Job —
Search the records that follow and extract every line containing the string "الجامعة".

----- Given entries -----

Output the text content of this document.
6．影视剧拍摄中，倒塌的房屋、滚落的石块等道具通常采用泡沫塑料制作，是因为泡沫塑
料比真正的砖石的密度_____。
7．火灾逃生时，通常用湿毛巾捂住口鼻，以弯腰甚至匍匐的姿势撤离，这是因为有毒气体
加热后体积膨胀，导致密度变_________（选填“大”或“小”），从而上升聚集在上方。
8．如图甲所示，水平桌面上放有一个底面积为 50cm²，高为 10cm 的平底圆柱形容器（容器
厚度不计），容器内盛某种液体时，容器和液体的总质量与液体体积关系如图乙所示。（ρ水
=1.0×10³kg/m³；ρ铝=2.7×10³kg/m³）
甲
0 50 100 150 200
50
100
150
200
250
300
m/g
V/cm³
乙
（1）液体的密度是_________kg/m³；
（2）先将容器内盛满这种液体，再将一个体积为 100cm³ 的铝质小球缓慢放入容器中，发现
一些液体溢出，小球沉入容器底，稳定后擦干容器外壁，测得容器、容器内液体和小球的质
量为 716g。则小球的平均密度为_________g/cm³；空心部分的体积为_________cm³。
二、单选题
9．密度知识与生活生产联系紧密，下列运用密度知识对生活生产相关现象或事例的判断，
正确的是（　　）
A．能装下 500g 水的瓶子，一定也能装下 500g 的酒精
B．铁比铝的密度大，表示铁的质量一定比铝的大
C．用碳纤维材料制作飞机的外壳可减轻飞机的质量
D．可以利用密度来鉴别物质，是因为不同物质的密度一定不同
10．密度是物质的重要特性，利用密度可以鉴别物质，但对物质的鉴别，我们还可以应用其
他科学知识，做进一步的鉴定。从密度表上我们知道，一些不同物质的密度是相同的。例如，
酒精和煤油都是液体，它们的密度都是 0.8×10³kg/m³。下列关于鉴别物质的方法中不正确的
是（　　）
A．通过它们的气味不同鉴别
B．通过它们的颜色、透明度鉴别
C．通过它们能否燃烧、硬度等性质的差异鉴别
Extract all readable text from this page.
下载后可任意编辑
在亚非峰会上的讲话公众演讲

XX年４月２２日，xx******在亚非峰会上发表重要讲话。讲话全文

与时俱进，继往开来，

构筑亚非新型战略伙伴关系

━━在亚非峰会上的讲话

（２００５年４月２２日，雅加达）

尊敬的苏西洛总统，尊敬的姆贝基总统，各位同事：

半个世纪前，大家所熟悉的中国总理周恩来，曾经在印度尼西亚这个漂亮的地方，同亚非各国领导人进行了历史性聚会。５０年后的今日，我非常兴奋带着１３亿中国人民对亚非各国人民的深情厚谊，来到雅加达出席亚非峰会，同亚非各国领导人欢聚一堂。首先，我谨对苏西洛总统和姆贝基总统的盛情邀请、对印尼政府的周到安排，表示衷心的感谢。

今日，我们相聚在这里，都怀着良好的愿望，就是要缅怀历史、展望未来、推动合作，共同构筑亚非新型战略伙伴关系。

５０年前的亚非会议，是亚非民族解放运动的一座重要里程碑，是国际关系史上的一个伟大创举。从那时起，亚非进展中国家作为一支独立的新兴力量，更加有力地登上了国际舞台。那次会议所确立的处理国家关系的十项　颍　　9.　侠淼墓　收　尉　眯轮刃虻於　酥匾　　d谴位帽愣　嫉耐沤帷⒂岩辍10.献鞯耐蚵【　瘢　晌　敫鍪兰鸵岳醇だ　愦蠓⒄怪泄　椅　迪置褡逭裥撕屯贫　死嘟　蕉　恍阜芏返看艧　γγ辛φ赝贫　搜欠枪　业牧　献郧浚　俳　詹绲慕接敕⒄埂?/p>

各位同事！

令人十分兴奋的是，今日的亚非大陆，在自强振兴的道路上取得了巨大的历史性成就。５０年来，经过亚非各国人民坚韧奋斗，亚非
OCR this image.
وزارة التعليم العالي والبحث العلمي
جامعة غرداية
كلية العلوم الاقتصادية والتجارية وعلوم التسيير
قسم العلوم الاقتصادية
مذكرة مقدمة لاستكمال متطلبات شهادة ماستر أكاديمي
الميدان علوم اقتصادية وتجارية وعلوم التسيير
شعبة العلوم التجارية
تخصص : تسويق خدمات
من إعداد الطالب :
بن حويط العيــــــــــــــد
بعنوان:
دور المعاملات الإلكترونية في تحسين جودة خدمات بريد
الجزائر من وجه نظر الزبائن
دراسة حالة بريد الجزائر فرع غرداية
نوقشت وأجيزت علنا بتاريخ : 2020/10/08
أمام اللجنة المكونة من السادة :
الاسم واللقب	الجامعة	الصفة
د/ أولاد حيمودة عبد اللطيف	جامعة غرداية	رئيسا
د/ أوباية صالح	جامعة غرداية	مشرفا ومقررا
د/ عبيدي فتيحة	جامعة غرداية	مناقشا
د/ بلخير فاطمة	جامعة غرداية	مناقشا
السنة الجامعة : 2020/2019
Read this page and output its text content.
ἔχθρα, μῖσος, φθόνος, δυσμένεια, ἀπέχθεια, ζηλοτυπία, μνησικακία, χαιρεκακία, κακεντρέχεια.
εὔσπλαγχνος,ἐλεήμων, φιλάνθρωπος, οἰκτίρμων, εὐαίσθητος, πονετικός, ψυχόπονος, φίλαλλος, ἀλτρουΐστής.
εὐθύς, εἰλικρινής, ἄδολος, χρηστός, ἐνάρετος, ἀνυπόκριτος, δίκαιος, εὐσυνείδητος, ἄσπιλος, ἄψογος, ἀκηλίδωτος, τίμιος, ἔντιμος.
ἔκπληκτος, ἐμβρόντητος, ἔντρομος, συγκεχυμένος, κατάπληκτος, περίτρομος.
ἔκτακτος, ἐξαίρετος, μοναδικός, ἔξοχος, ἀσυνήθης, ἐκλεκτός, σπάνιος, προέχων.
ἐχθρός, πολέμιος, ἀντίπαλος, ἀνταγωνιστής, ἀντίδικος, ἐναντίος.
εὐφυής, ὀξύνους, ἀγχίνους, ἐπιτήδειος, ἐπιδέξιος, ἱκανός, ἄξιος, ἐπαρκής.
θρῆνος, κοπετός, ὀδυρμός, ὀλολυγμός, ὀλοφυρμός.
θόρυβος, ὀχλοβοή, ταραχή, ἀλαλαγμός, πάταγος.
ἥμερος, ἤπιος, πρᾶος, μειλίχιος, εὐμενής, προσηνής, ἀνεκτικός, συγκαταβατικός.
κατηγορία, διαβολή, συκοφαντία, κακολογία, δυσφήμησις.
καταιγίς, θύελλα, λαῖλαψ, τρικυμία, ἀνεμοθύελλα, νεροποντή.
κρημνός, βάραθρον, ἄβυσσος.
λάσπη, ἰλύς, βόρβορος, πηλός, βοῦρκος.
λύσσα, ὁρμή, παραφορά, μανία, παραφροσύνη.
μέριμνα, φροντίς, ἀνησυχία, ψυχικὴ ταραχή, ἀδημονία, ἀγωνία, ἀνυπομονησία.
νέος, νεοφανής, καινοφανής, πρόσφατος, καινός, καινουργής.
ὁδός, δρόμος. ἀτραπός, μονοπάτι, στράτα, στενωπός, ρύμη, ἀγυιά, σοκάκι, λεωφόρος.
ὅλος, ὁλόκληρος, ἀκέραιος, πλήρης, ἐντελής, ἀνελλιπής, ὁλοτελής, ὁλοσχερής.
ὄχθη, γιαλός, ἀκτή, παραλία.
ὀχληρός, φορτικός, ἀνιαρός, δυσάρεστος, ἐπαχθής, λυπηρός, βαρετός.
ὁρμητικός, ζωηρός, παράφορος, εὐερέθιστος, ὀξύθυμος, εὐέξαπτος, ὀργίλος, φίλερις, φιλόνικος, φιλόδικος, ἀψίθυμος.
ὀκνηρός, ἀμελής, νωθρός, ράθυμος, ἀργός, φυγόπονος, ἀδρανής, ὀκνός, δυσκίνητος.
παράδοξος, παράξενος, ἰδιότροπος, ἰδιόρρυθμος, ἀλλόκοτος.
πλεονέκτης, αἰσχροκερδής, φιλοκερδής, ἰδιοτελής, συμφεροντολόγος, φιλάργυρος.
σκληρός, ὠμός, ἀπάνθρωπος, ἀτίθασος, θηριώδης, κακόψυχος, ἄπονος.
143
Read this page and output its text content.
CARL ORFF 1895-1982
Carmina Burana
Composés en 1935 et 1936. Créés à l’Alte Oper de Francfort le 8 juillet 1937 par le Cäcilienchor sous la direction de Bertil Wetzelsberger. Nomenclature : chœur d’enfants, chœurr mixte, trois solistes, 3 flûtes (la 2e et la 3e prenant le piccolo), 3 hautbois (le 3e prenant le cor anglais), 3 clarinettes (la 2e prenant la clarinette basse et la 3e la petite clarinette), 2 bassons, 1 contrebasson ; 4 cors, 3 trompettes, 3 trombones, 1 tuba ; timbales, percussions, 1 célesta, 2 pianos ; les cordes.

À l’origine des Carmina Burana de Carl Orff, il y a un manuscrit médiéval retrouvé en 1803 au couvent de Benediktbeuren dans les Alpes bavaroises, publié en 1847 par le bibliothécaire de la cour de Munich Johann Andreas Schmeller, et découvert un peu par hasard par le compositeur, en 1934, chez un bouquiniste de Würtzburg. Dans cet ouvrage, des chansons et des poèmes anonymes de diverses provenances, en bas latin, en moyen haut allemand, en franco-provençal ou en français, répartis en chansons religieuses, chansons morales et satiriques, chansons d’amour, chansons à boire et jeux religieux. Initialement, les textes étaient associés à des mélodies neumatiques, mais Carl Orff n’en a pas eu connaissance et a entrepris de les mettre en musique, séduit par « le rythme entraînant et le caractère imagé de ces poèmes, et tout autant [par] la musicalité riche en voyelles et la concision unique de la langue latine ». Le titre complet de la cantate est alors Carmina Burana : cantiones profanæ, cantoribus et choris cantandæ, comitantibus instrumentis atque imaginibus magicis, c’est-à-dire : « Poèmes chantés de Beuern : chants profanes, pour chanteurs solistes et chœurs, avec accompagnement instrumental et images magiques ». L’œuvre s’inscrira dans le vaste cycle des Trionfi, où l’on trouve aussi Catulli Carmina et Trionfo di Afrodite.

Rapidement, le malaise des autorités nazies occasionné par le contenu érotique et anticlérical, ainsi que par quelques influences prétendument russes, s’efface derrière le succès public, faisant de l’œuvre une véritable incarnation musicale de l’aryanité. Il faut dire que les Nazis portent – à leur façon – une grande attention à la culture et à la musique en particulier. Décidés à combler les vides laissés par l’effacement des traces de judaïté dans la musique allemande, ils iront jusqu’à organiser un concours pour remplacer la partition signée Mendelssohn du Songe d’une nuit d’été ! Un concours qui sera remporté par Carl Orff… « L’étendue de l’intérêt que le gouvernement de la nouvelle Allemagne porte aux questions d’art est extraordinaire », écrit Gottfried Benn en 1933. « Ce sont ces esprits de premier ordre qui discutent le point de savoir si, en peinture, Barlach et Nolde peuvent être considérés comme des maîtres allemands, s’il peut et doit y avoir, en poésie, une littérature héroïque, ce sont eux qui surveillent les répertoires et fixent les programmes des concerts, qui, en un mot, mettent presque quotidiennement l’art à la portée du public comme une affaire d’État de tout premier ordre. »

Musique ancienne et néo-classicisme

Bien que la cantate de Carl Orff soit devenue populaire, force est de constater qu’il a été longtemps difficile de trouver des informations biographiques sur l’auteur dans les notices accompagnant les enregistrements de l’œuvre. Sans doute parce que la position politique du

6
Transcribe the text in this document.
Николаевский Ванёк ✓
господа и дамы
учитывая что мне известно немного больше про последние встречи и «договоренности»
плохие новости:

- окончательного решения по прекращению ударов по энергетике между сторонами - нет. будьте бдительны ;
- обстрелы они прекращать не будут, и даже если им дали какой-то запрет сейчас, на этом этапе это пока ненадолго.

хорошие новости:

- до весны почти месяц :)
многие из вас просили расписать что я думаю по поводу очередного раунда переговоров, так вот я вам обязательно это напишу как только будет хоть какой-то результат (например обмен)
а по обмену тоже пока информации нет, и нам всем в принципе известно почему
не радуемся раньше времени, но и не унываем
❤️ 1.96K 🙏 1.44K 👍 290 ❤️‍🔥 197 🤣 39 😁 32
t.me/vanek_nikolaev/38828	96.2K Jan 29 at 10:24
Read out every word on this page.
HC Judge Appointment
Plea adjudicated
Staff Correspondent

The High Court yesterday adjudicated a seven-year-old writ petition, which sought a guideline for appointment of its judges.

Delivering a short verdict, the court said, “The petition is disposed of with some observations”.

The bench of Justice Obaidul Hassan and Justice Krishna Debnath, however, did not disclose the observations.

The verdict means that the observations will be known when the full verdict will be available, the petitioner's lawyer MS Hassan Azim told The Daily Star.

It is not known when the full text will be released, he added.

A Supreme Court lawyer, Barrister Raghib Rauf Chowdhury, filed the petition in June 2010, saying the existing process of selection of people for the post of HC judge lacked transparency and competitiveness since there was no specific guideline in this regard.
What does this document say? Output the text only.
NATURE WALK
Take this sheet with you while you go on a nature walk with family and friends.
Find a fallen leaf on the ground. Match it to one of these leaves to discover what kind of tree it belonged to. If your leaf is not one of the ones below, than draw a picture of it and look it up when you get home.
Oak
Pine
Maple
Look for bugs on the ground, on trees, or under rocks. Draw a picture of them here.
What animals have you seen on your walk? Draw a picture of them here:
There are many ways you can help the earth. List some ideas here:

-----

Output for this exercise —
الاسم واللقب	الجامعة	الصفة
السنة الجامعة : 2020/2019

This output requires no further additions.